• [EXERCISE]:
Return all the data below as it stands, minus the pictures.

• [THE DATA]:
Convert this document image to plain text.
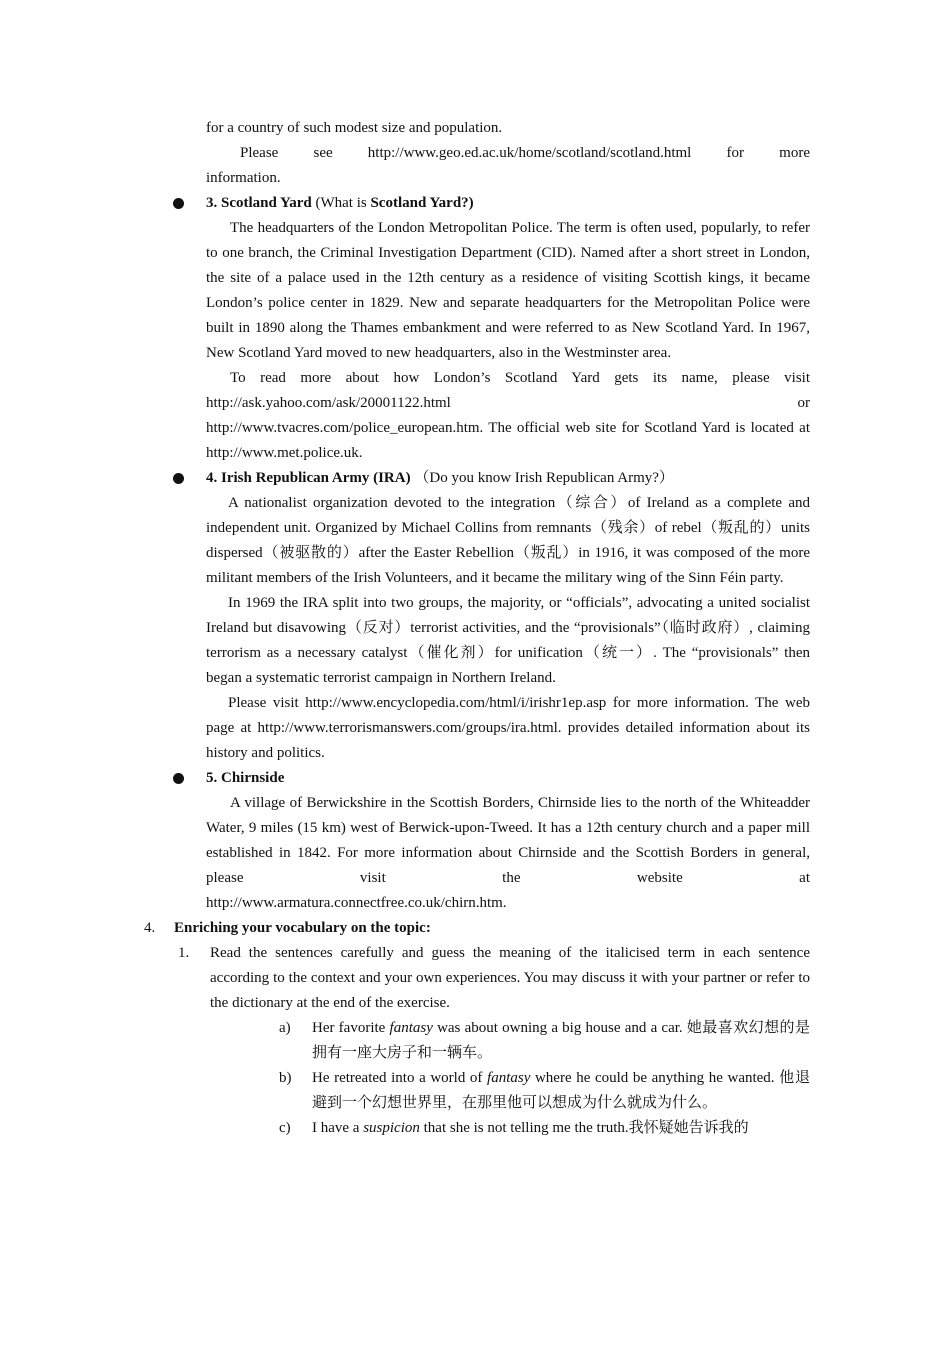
for a country of such modest size and population.

Please see http://www.geo.ed.ac.uk/home/scotland/scotland.html for more

information.

3. Scotland Yard (What is Scotland Yard?)

The headquarters of the London Metropolitan Police. The term is often used, popularly, to refer to one branch, the Criminal Investigation Department (CID). Named after a short street in London, the site of a palace used in the 12th century as a residence of visiting Scottish kings, it became London’s police center in 1829. New and separate headquarters for the Metropolitan Police were built in 1890 along the Thames embankment and were referred to as New Scotland Yard. In 1967, New Scotland Yard moved to new headquarters, also in the Westminster area.

To read more about how London’s Scotland Yard gets its name, please visit

http://ask.yahoo.com/ask/20001122.html	or

http://www.tvacres.com/police_european.htm. The official web site for Scotland Yard is located at http://www.met.police.uk.

4. Irish Republican Army (IRA) （Do you know Irish Republican Army?）

A nationalist organization devoted to the integration（综合）of Ireland as a complete and independent unit. Organized by Michael Collins from remnants（残余）of rebel（叛乱的）units dispersed（被驱散的）after the Easter Rebellion（叛乱）in 1916, it was composed of the more militant members of the Irish Volunteers, and it became the military wing of the Sinn Féin party.

In 1969 the IRA split into two groups, the majority, or “officials”, advocating a united socialist Ireland but disavowing（反对）terrorist activities, and the “provisionals”（临时政府）, claiming terrorism as a necessary catalyst（催化剂）for unification（统一）. The “provisionals” then began a systematic terrorist campaign in Northern Ireland.

Please visit http://www.encyclopedia.com/html/i/irishr1ep.asp for more information. The web page at http://www.terrorismanswers.com/groups/ira.html. provides detailed information about its history and politics.

5. Chirnside

A village of Berwickshire in the Scottish Borders, Chirnside lies to the north of the Whiteadder Water, 9 miles (15 km) west of Berwick-upon-Tweed. It has a 12th century church and a paper mill established in 1842. For more information about Chirnside and the Scottish Borders in general, please visit the website at

http://www.armatura.connectfree.co.uk/chirn.htm.

4. Enriching your vocabulary on the topic:
1. Read the sentences carefully and guess the meaning of the italicised term in each sentence according to the context and your own experiences. You may discuss it with your partner or refer to the dictionary at the end of the exercise.
a) Her favorite fantasy was about owning a big house and a car. 她最喜欢幻想的是拥有一座大房子和一辆车。
b) He retreated into a world of fantasy where he could be anything he wanted. 他退避到一个幻想世界里，在那里他可以想成为什么就成为什么。
c) I have a suspicion that she is not telling me the truth.我怀疑她告诉我的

• [SOLUTION TO THE PROBLEM]:
Convert this document image to plain text.
for a country of such modest size and population.

Please see http://www.geo.ed.ac.uk/home/scotland/scotland.html for more

information.

3. Scotland Yard (What is Scotland Yard?)

The headquarters of the London Metropolitan Police. The term is often used, popularly, to refer to one branch, the Criminal Investigation Department (CID). Named after a short street in London, the site of a palace used in the 12th century as a residence of visiting Scottish kings, it became London’s police center in 1829. New and separate headquarters for the Metropolitan Police were built in 1890 along the Thames embankment and were referred to as New Scotland Yard. In 1967, New Scotland Yard moved to new headquarters, also in the Westminster area.

To read more about how London’s Scotland Yard gets its name, please visit

http://ask.yahoo.com/ask/20001122.html	or

http://www.tvacres.com/police_european.htm. The official web site for Scotland Yard is located at http://www.met.police.uk.

4. Irish Republican Army (IRA) （Do you know Irish Republican Army?）

A nationalist organization devoted to the integration（综合）of Ireland as a complete and independent unit. Organized by Michael Collins from remnants（残余）of rebel（叛乱的）units dispersed（被驱散的）after the Easter Rebellion（叛乱）in 1916, it was composed of the more militant members of the Irish Volunteers, and it became the military wing of the Sinn Féin party.

In 1969 the IRA split into two groups, the majority, or “officials”, advocating a united socialist Ireland but disavowing（反对）terrorist activities, and the “provisionals”（临时政府）, claiming terrorism as a necessary catalyst（催化剂）for unification（统一）. The “provisionals” then began a systematic terrorist campaign in Northern Ireland.

Please visit http://www.encyclopedia.com/html/i/irishr1ep.asp for more information. The web page at http://www.terrorismanswers.com/groups/ira.html. provides detailed information about its history and politics.

5. Chirnside

A village of Berwickshire in the Scottish Borders, Chirnside lies to the north of the Whiteadder Water, 9 miles (15 km) west of Berwick-upon-Tweed. It has a 12th century church and a paper mill established in 1842. For more information about Chirnside and the Scottish Borders in general, please visit the website at

http://www.armatura.connectfree.co.uk/chirn.htm.

4. Enriching your vocabulary on the topic:
1. Read the sentences carefully and guess the meaning of the italicised term in each sentence according to the context and your own experiences. You may discuss it with your partner or refer to the dictionary at the end of the exercise.
a) Her favorite fantasy was about owning a big house and a car. 她最喜欢幻想的是拥有一座大房子和一辆车。
b) He retreated into a world of fantasy where he could be anything he wanted. 他退避到一个幻想世界里，在那里他可以想成为什么就成为什么。
c) I have a suspicion that she is not telling me the truth.我怀疑她告诉我的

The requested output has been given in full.